-------- Extracted data

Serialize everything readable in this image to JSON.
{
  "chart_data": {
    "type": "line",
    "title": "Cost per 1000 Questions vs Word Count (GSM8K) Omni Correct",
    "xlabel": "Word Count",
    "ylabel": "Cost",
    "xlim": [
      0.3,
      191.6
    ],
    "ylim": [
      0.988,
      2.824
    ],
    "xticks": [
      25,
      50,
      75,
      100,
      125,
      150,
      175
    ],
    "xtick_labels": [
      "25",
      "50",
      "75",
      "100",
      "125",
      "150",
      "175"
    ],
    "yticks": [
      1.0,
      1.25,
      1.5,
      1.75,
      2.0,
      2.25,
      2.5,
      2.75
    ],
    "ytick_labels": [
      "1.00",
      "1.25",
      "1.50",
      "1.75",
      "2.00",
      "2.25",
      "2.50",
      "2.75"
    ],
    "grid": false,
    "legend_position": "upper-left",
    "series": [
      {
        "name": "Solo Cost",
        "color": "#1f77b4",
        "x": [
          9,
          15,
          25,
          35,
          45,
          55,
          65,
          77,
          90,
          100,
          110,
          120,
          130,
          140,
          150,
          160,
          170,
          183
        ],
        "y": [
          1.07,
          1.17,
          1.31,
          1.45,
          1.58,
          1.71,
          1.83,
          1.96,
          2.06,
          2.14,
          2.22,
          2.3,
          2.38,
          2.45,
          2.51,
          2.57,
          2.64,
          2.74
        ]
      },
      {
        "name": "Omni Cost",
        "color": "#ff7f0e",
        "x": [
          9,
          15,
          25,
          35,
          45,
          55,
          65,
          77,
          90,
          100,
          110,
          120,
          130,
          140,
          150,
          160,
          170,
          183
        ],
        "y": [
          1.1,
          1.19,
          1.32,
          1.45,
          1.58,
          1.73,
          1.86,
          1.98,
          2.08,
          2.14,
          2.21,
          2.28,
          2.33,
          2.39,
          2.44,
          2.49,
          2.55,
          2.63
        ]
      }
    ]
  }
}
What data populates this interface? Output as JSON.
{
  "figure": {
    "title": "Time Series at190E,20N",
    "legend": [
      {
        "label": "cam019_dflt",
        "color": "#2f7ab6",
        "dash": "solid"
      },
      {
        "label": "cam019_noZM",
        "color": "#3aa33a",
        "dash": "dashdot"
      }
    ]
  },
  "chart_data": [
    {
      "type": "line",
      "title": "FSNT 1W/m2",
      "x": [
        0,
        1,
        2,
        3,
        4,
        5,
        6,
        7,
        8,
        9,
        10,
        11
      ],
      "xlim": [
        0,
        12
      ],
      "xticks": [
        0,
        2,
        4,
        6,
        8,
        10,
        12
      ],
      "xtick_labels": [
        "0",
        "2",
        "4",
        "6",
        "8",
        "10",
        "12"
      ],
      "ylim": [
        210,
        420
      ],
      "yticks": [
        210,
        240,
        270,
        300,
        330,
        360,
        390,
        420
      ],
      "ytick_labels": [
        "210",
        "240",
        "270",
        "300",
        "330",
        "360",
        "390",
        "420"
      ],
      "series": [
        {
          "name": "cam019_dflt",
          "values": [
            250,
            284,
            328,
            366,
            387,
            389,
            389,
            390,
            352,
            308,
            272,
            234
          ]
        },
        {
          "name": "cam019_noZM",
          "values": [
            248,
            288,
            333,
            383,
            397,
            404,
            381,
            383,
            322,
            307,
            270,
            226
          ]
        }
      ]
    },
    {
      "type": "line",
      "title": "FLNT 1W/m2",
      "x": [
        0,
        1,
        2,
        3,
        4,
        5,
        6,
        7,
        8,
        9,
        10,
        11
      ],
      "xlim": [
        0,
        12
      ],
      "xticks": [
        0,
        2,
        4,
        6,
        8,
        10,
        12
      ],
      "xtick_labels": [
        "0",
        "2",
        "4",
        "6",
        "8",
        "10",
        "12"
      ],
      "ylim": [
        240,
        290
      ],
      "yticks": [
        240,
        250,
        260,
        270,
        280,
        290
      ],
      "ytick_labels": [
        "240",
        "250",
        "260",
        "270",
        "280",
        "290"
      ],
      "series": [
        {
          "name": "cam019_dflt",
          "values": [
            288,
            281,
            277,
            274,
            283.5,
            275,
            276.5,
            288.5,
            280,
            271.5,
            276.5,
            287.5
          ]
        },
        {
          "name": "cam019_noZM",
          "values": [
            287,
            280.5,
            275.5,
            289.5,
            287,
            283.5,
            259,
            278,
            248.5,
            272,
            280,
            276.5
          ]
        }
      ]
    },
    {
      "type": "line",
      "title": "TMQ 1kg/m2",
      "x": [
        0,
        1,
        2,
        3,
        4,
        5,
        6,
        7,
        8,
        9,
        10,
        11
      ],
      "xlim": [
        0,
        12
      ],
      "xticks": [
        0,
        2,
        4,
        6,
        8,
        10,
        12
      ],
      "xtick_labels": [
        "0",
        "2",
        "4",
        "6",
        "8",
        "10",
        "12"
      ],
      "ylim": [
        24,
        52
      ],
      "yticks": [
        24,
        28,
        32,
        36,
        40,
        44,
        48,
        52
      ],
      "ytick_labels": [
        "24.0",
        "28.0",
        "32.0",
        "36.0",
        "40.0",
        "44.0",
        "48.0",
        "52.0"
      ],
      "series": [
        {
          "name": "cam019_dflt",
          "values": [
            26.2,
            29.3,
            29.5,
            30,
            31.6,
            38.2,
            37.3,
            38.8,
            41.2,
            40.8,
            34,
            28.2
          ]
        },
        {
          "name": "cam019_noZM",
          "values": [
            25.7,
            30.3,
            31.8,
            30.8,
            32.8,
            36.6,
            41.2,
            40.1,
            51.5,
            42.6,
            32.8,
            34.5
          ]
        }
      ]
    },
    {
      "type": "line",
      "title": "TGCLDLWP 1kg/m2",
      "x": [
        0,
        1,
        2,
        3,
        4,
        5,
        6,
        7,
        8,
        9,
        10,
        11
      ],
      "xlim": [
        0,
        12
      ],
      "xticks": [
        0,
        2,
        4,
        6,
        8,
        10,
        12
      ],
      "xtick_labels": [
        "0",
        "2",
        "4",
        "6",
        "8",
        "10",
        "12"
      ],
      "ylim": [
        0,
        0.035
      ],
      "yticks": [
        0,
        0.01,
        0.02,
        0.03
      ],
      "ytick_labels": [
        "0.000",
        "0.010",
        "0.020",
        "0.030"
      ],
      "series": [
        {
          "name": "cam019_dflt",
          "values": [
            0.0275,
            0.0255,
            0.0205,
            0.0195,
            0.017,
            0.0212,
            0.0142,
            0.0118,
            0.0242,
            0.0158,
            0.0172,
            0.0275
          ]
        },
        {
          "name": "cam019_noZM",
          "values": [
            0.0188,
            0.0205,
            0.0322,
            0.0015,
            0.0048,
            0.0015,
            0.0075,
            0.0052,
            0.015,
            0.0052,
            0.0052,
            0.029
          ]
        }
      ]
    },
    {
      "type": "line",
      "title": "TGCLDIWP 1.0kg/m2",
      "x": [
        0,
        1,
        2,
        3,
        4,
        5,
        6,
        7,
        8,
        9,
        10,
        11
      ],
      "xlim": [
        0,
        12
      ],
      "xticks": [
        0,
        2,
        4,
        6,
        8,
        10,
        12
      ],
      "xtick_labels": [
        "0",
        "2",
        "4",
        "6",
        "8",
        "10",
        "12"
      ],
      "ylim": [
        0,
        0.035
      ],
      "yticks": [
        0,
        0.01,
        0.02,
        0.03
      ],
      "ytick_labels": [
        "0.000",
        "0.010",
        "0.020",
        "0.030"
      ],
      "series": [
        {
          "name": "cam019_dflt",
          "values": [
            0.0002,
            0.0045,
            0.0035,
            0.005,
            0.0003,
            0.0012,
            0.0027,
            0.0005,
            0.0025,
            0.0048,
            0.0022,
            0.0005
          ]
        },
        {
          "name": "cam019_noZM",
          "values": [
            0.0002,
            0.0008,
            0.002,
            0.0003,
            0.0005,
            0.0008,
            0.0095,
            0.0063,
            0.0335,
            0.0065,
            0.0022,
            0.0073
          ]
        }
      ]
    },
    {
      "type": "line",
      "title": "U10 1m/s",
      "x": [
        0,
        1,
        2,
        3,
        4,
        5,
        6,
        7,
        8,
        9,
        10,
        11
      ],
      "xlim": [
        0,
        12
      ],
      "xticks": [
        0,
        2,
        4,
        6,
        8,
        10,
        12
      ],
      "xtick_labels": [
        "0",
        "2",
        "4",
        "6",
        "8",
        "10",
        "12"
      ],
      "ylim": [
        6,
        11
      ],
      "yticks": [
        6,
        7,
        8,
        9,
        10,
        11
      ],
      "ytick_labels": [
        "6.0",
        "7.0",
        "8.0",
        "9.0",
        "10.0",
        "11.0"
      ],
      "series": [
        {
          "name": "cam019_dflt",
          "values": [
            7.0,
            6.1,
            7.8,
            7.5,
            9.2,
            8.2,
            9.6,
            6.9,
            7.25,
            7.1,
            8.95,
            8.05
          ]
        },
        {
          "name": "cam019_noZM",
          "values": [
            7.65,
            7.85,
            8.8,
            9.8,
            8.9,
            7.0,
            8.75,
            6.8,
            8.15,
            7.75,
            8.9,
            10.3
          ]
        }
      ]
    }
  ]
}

----------------

* [Given request]: Determine how many lines of the material include the string "title". Output only that count.

* [Output of the task]: 8